* begin DATASET ENTRIES *
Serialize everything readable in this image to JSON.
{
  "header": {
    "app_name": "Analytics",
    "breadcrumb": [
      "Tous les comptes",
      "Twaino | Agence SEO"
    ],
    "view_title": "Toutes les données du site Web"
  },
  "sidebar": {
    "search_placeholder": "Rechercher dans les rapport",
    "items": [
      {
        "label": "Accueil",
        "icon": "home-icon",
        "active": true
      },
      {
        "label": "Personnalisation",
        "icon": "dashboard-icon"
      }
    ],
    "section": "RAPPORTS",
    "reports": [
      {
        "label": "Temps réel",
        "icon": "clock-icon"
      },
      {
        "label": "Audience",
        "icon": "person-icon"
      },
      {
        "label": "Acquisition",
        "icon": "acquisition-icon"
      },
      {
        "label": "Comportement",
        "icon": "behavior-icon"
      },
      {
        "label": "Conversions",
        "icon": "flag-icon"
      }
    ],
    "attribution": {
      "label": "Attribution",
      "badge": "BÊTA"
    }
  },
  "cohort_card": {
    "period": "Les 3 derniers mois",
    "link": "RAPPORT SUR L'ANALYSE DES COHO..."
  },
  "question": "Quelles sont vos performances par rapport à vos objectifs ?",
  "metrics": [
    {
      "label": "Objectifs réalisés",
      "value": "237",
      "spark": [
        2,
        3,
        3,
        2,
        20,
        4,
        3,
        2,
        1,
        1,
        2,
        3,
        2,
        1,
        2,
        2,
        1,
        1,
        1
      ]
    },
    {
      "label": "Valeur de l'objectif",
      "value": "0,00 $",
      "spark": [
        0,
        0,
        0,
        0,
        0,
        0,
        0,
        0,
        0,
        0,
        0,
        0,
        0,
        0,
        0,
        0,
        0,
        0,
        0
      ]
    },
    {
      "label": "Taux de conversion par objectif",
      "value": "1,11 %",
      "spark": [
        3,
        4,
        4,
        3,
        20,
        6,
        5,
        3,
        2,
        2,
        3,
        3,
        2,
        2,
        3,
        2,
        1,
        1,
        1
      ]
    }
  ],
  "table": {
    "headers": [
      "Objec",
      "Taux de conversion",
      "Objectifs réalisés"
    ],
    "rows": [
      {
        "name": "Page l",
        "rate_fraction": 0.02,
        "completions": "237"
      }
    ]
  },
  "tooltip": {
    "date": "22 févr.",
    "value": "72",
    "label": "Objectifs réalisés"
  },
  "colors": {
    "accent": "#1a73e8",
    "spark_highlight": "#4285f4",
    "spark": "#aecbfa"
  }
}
* end DATASET ENTRIES *
> [SET TASK]:
Reproduce all data above, unchanged.

> [COMPLETED TASK]:
Serialize everything readable in this image to JSON.
{
  "header": {
    "app_name": "Analytics",
    "breadcrumb": [
      "Tous les comptes",
      "Twaino | Agence SEO"
    ],
    "view_title": "Toutes les données du site Web"
  },
  "sidebar": {
    "search_placeholder": "Rechercher dans les rapport",
    "items": [
      {
        "label": "Accueil",
        "icon": "home-icon",
        "active": true
      },
      {
        "label": "Personnalisation",
        "icon": "dashboard-icon"
      }
    ],
    "section": "RAPPORTS",
    "reports": [
      {
        "label": "Temps réel",
        "icon": "clock-icon"
      },
      {
        "label": "Audience",
        "icon": "person-icon"
      },
      {
        "label": "Acquisition",
        "icon": "acquisition-icon"
      },
      {
        "label": "Comportement",
        "icon": "behavior-icon"
      },
      {
        "label": "Conversions",
        "icon": "flag-icon"
      }
    ],
    "attribution": {
      "label": "Attribution",
      "badge": "BÊTA"
    }
  },
  "cohort_card": {
    "period": "Les 3 derniers mois",
    "link": "RAPPORT SUR L'ANALYSE DES COHO..."
  },
  "question": "Quelles sont vos performances par rapport à vos objectifs ?",
  "metrics": [
    {
      "label": "Objectifs réalisés",
      "value": "237",
      "spark": [
        2,
        3,
        3,
        2,
        20,
        4,
        3,
        2,
        1,
        1,
        2,
        3,
        2,
        1,
        2,
        2,
        1,
        1,
        1
      ]
    },
    {
      "label": "Valeur de l'objectif",
      "value": "0,00 $",
      "spark": [
        0,
        0,
        0,
        0,
        0,
        0,
        0,
        0,
        0,
        0,
        0,
        0,
        0,
        0,
        0,
        0,
        0,
        0,
        0
      ]
    },
    {
      "label": "Taux de conversion par objectif",
      "value": "1,11 %",
      "spark": [
        3,
        4,
        4,
        3,
        20,
        6,
        5,
        3,
        2,
        2,
        3,
        3,
        2,
        2,
        3,
        2,
        1,
        1,
        1
      ]
    }
  ],
  "table": {
    "headers": [
      "Objec",
      "Taux de conversion",
      "Objectifs réalisés"
    ],
    "rows": [
      {
        "name": "Page l",
        "rate_fraction": 0.02,
        "completions": "237"
      }
    ]
  },
  "tooltip": {
    "date": "22 févr.",
    "value": "72",
    "label": "Objectifs réalisés"
  },
  "colors": {
    "accent": "#1a73e8",
    "spark_highlight": "#4285f4",
    "spark": "#aecbfa"
  }
}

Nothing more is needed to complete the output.